PROBLEM STATEMENT
Reproduce the material in full, unchanged.

BEGIN STORED ROWS

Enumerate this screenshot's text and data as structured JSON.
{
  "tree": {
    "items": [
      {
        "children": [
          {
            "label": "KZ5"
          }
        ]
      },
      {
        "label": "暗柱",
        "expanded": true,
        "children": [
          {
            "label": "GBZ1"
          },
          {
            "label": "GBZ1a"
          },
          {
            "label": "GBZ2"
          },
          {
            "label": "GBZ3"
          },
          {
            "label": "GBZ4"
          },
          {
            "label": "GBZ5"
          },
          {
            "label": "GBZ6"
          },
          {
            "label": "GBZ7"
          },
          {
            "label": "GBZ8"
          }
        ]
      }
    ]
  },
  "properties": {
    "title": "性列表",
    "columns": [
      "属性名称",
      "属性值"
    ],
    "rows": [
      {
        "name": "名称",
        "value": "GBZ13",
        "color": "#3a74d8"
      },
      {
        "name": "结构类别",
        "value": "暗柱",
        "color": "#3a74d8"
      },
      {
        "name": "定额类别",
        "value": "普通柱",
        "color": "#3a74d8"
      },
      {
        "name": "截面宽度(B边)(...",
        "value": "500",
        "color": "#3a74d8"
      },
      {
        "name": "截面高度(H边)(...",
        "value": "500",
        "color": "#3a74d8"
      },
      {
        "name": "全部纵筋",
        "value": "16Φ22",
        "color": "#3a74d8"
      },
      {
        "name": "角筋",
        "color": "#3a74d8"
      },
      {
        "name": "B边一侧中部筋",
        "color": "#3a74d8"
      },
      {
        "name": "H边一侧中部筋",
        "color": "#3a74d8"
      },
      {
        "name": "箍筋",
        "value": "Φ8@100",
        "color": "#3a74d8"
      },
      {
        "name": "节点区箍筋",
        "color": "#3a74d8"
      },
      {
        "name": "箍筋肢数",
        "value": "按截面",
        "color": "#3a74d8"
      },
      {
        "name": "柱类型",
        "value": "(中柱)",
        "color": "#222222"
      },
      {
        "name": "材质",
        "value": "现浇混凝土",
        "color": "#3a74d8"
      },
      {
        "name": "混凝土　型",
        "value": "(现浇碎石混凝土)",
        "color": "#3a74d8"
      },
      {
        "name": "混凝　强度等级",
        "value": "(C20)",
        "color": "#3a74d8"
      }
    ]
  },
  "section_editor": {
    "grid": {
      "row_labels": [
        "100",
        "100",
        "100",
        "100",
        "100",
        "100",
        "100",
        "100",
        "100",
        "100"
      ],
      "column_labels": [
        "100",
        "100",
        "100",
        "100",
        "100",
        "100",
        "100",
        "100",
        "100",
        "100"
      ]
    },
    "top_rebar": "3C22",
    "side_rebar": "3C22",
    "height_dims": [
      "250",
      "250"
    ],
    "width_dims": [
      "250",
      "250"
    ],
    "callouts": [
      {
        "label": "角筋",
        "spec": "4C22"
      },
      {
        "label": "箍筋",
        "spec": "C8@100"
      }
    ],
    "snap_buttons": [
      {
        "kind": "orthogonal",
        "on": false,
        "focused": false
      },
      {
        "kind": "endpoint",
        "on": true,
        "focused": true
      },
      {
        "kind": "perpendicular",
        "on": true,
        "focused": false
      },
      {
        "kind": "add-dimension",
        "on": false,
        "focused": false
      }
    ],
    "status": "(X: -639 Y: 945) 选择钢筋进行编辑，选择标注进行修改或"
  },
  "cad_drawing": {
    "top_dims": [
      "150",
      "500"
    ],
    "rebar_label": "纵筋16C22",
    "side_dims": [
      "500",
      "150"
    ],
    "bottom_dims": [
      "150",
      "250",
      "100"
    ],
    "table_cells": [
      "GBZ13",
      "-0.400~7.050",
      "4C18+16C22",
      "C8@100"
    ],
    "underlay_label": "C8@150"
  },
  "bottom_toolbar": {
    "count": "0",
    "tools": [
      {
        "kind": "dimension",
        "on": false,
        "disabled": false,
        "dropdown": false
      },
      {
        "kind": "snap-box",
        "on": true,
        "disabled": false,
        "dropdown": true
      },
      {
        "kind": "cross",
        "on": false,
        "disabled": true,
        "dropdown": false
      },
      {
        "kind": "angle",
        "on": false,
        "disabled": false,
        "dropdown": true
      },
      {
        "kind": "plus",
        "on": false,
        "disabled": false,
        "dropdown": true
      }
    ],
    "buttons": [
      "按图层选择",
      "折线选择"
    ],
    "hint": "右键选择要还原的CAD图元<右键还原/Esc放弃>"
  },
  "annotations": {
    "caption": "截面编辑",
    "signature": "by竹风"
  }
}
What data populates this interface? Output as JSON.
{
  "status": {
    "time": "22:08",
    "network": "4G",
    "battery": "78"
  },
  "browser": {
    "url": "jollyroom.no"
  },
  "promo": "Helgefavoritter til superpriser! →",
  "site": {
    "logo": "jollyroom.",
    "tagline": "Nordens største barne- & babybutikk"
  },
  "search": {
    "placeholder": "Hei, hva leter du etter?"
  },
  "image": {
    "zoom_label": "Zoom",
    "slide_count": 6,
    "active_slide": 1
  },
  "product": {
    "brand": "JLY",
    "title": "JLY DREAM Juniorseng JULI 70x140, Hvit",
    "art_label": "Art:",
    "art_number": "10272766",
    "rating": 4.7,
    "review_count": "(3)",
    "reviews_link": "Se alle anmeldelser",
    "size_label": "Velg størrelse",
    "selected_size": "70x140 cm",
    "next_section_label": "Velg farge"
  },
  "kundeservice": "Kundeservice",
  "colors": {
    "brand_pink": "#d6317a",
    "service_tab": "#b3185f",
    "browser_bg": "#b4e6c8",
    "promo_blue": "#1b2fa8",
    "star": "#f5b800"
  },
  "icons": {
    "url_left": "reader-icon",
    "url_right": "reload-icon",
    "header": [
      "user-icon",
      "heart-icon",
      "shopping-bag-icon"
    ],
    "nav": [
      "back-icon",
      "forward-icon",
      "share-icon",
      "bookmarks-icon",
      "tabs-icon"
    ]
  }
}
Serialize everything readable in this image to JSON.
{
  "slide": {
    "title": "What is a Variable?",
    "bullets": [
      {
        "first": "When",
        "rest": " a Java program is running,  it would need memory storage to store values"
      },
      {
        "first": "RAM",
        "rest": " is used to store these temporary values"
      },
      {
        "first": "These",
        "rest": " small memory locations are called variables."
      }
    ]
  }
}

END STORED ROWS

THE OUTPUT
Enumerate this screenshot's text and data as structured JSON.
{
  "tree": {
    "items": [
      {
        "children": [
          {
            "label": "KZ5"
          }
        ]
      },
      {
        "label": "暗柱",
        "expanded": true,
        "children": [
          {
            "label": "GBZ1"
          },
          {
            "label": "GBZ1a"
          },
          {
            "label": "GBZ2"
          },
          {
            "label": "GBZ3"
          },
          {
            "label": "GBZ4"
          },
          {
            "label": "GBZ5"
          },
          {
            "label": "GBZ6"
          },
          {
            "label": "GBZ7"
          },
          {
            "label": "GBZ8"
          }
        ]
      }
    ]
  },
  "properties": {
    "title": "性列表",
    "columns": [
      "属性名称",
      "属性值"
    ],
    "rows": [
      {
        "name": "名称",
        "value": "GBZ13",
        "color": "#3a74d8"
      },
      {
        "name": "结构类别",
        "value": "暗柱",
        "color": "#3a74d8"
      },
      {
        "name": "定额类别",
        "value": "普通柱",
        "color": "#3a74d8"
      },
      {
        "name": "截面宽度(B边)(...",
        "value": "500",
        "color": "#3a74d8"
      },
      {
        "name": "截面高度(H边)(...",
        "value": "500",
        "color": "#3a74d8"
      },
      {
        "name": "全部纵筋",
        "value": "16Φ22",
        "color": "#3a74d8"
      },
      {
        "name": "角筋",
        "color": "#3a74d8"
      },
      {
        "name": "B边一侧中部筋",
        "color": "#3a74d8"
      },
      {
        "name": "H边一侧中部筋",
        "color": "#3a74d8"
      },
      {
        "name": "箍筋",
        "value": "Φ8@100",
        "color": "#3a74d8"
      },
      {
        "name": "节点区箍筋",
        "color": "#3a74d8"
      },
      {
        "name": "箍筋肢数",
        "value": "按截面",
        "color": "#3a74d8"
      },
      {
        "name": "柱类型",
        "value": "(中柱)",
        "color": "#222222"
      },
      {
        "name": "材质",
        "value": "现浇混凝土",
        "color": "#3a74d8"
      },
      {
        "name": "混凝土　型",
        "value": "(现浇碎石混凝土)",
        "color": "#3a74d8"
      },
      {
        "name": "混凝　强度等级",
        "value": "(C20)",
        "color": "#3a74d8"
      }
    ]
  },
  "section_editor": {
    "grid": {
      "row_labels": [
        "100",
        "100",
        "100",
        "100",
        "100",
        "100",
        "100",
        "100",
        "100",
        "100"
      ],
      "column_labels": [
        "100",
        "100",
        "100",
        "100",
        "100",
        "100",
        "100",
        "100",
        "100",
        "100"
      ]
    },
    "top_rebar": "3C22",
    "side_rebar": "3C22",
    "height_dims": [
      "250",
      "250"
    ],
    "width_dims": [
      "250",
      "250"
    ],
    "callouts": [
      {
        "label": "角筋",
        "spec": "4C22"
      },
      {
        "label": "箍筋",
        "spec": "C8@100"
      }
    ],
    "snap_buttons": [
      {
        "kind": "orthogonal",
        "on": false,
        "focused": false
      },
      {
        "kind": "endpoint",
        "on": true,
        "focused": true
      },
      {
        "kind": "perpendicular",
        "on": true,
        "focused": false
      },
      {
        "kind": "add-dimension",
        "on": false,
        "focused": false
      }
    ],
    "status": "(X: -639 Y: 945) 选择钢筋进行编辑，选择标注进行修改或"
  },
  "cad_drawing": {
    "top_dims": [
      "150",
      "500"
    ],
    "rebar_label": "纵筋16C22",
    "side_dims": [
      "500",
      "150"
    ],
    "bottom_dims": [
      "150",
      "250",
      "100"
    ],
    "table_cells": [
      "GBZ13",
      "-0.400~7.050",
      "4C18+16C22",
      "C8@100"
    ],
    "underlay_label": "C8@150"
  },
  "bottom_toolbar": {
    "count": "0",
    "tools": [
      {
        "kind": "dimension",
        "on": false,
        "disabled": false,
        "dropdown": false
      },
      {
        "kind": "snap-box",
        "on": true,
        "disabled": false,
        "dropdown": true
      },
      {
        "kind": "cross",
        "on": false,
        "disabled": true,
        "dropdown": false
      },
      {
        "kind": "angle",
        "on": false,
        "disabled": false,
        "dropdown": true
      },
      {
        "kind": "plus",
        "on": false,
        "disabled": false,
        "dropdown": true
      }
    ],
    "buttons": [
      "按图层选择",
      "折线选择"
    ],
    "hint": "右键选择要还原的CAD图元<右键还原/Esc放弃>"
  },
  "annotations": {
    "caption": "截面编辑",
    "signature": "by竹风"
  }
}
What data populates this interface? Output as JSON.
{
  "status": {
    "time": "22:08",
    "network": "4G",
    "battery": "78"
  },
  "browser": {
    "url": "jollyroom.no"
  },
  "promo": "Helgefavoritter til superpriser! →",
  "site": {
    "logo": "jollyroom.",
    "tagline": "Nordens største barne- & babybutikk"
  },
  "search": {
    "placeholder": "Hei, hva leter du etter?"
  },
  "image": {
    "zoom_label": "Zoom",
    "slide_count": 6,
    "active_slide": 1
  },
  "product": {
    "brand": "JLY",
    "title": "JLY DREAM Juniorseng JULI 70x140, Hvit",
    "art_label": "Art:",
    "art_number": "10272766",
    "rating": 4.7,
    "review_count": "(3)",
    "reviews_link": "Se alle anmeldelser",
    "size_label": "Velg størrelse",
    "selected_size": "70x140 cm",
    "next_section_label": "Velg farge"
  },
  "kundeservice": "Kundeservice",
  "colors": {
    "brand_pink": "#d6317a",
    "service_tab": "#b3185f",
    "browser_bg": "#b4e6c8",
    "promo_blue": "#1b2fa8",
    "star": "#f5b800"
  },
  "icons": {
    "url_left": "reader-icon",
    "url_right": "reload-icon",
    "header": [
      "user-icon",
      "heart-icon",
      "shopping-bag-icon"
    ],
    "nav": [
      "back-icon",
      "forward-icon",
      "share-icon",
      "bookmarks-icon",
      "tabs-icon"
    ]
  }
}
Serialize everything readable in this image to JSON.
{
  "slide": {
    "title": "What is a Variable?",
    "bullets": [
      {
        "first": "When",
        "rest": " a Java program is running,  it would need memory storage to store values"
      },
      {
        "first": "RAM",
        "rest": " is used to store these temporary values"
      },
      {
        "first": "These",
        "rest": " small memory locations are called variables."
      }
    ]
  }
}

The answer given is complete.